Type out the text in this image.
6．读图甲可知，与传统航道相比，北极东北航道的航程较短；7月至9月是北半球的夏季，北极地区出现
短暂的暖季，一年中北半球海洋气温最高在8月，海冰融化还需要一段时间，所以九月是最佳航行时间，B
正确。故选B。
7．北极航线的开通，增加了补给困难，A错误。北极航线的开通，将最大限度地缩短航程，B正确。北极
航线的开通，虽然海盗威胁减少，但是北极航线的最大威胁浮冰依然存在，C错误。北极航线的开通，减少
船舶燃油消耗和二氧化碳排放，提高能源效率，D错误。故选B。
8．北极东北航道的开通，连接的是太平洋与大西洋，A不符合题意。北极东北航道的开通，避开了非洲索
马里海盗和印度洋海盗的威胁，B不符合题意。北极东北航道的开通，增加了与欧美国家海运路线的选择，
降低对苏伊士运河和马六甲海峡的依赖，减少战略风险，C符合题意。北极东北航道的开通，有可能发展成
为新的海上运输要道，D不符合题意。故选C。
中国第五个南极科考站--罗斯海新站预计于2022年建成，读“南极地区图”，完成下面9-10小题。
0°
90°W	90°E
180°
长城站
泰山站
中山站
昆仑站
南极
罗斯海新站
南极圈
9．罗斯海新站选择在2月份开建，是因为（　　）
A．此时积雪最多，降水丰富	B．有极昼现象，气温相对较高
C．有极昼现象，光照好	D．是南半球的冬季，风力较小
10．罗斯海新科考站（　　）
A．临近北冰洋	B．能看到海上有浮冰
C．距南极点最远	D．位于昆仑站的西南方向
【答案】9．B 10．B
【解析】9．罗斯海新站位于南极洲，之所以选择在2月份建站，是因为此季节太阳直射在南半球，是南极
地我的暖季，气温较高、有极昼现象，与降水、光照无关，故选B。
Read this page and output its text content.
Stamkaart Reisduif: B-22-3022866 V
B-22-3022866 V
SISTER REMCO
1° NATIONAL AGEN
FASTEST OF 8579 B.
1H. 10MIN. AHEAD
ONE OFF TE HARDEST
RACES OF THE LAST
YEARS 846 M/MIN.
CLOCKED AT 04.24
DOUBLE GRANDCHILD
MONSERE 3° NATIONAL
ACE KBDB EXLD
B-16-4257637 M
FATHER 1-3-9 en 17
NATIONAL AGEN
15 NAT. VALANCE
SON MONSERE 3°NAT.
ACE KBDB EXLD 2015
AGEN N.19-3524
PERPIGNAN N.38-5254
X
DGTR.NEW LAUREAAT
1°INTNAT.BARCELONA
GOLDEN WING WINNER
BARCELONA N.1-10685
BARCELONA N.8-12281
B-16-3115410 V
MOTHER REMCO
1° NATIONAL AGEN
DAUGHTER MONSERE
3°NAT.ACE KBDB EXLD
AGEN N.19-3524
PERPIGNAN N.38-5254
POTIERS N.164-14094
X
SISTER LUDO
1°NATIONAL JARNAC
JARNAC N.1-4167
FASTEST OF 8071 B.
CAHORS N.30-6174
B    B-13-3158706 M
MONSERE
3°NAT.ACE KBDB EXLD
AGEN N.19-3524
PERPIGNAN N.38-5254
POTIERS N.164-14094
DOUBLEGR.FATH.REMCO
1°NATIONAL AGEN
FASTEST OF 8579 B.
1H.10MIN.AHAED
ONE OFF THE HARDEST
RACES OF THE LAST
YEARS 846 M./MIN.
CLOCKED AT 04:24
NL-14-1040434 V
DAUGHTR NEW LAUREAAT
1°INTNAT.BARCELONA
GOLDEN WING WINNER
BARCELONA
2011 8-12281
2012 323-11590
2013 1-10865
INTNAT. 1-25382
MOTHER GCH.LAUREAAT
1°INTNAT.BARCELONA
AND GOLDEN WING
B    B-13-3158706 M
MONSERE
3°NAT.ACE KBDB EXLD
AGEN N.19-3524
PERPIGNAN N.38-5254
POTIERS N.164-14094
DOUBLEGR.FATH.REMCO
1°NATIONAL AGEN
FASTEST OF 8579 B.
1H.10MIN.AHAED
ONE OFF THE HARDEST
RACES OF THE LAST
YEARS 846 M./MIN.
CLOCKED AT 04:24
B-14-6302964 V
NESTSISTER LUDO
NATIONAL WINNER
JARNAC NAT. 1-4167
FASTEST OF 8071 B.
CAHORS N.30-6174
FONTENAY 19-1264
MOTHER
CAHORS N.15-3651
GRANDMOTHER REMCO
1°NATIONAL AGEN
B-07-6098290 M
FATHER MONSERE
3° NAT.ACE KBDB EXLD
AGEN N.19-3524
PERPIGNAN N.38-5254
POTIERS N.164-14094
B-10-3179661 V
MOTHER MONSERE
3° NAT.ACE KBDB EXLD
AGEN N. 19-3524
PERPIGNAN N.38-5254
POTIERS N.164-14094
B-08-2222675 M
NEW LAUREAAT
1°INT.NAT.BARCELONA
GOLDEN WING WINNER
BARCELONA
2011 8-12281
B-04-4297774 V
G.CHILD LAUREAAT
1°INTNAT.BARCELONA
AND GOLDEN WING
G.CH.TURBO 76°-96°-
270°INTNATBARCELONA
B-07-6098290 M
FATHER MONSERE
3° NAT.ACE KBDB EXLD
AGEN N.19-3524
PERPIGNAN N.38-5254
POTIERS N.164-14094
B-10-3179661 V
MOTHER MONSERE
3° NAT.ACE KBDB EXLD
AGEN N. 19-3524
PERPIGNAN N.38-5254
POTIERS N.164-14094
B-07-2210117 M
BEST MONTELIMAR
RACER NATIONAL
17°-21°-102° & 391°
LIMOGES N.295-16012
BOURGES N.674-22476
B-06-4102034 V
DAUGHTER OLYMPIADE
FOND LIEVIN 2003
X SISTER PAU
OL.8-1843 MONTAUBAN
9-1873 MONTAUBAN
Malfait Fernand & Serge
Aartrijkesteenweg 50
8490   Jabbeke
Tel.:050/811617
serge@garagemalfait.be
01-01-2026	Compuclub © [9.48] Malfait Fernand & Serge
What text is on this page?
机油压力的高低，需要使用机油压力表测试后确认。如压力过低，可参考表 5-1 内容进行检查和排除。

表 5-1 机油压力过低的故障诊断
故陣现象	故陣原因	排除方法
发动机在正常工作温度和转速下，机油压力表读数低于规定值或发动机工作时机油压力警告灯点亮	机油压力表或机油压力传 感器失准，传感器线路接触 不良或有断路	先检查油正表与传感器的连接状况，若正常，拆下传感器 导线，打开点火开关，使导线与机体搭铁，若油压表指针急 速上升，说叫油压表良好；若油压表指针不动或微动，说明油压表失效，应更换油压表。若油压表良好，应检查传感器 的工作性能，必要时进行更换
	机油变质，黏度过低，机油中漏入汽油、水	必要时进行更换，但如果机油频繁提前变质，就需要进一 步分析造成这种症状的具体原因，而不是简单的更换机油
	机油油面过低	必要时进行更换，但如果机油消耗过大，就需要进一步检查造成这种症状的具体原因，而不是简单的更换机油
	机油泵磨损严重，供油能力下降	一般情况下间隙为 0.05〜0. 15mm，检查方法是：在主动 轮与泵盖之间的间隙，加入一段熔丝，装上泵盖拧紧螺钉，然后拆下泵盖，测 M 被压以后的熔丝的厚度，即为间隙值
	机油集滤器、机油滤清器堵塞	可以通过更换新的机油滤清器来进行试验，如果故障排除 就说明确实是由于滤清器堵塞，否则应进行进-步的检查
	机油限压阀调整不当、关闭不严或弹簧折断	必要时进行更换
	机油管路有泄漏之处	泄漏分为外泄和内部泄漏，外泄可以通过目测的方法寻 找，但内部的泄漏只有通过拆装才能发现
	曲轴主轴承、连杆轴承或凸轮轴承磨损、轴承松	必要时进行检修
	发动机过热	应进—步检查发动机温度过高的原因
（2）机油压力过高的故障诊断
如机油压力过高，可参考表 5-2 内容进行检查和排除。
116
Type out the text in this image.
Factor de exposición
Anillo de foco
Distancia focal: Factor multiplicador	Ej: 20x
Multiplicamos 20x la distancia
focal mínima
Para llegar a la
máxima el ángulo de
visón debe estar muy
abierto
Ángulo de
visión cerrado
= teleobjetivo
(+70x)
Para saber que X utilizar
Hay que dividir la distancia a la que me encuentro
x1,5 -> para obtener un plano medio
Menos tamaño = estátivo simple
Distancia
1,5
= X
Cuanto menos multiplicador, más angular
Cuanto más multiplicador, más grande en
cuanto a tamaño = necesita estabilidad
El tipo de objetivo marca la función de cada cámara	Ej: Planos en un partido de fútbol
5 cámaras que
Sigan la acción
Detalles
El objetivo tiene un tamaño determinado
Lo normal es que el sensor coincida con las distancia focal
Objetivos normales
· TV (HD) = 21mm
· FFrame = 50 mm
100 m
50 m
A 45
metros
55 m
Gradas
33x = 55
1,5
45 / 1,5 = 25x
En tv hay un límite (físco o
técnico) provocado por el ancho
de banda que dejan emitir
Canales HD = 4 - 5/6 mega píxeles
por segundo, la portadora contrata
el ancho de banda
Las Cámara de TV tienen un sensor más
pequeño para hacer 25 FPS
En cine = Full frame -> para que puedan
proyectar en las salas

▶ **EXERCISE INSTRUCTIONS**: List the lines of the records where "北极航线的开通" occurs.

▶ **EXERCISE OUTPUT**:
7．北极航线的开通，增加了补给困难，A错误。北极航线的开通，将最大限度地缩短航程，B正确。北极
航线的开通，虽然海盗威胁减少，但是北极航线的最大威胁浮冰依然存在，C错误。北极航线的开通，减少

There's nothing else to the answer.